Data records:
****************************************

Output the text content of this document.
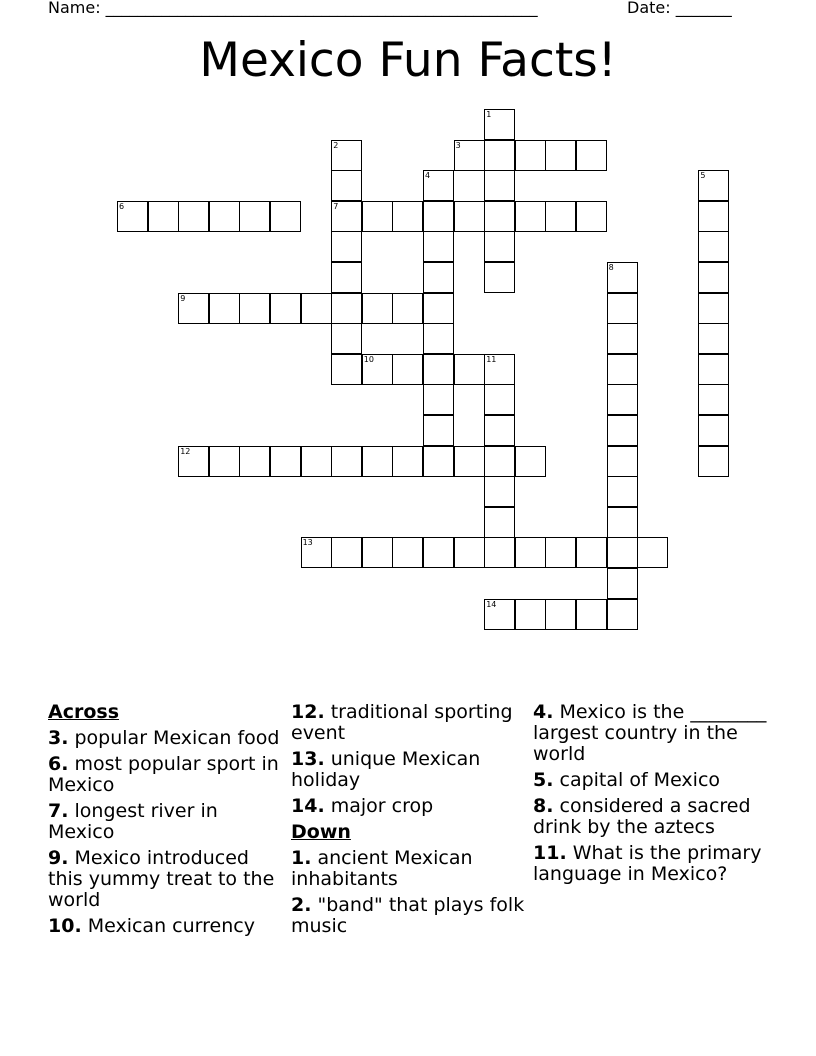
Name: ______________________________________________________	Date: _______
Mexico Fun Facts!
1
2	3
4	5
6	7
8
9
10	11
12
13
14
Across
3. popular Mexican food
6. most popular sport in Mexico
7. longest river in Mexico
9. Mexico introduced this yummy treat to the world
10. Mexican currency
12. traditional sporting event
13. unique Mexican holiday
14. major crop
Down
1. ancient Mexican inhabitants
2. "band" that plays folk music
4. Mexico is the ________ largest country in the world
5. capital of Mexico
8. considered a sacred drink by the aztecs
11. What is the primary language in Mexico?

****************************************

* [EXERCISE REQUIREMENTS]: Every record above must be given again exactly; drop the pictures.

* [RESPONSE FOR THIS EXERCISE]:
Output the text content of this document.
Name: ______________________________________________________	Date: _______
Mexico Fun Facts!
1
2	3
4	5
6	7
8
9
10	11
12
13
14
Across
3. popular Mexican food
6. most popular sport in Mexico
7. longest river in Mexico
9. Mexico introduced this yummy treat to the world
10. Mexican currency
12. traditional sporting event
13. unique Mexican holiday
14. major crop
Down
1. ancient Mexican inhabitants
2. "band" that plays folk music
4. Mexico is the ________ largest country in the world
5. capital of Mexico
8. considered a sacred drink by the aztecs
11. What is the primary language in Mexico?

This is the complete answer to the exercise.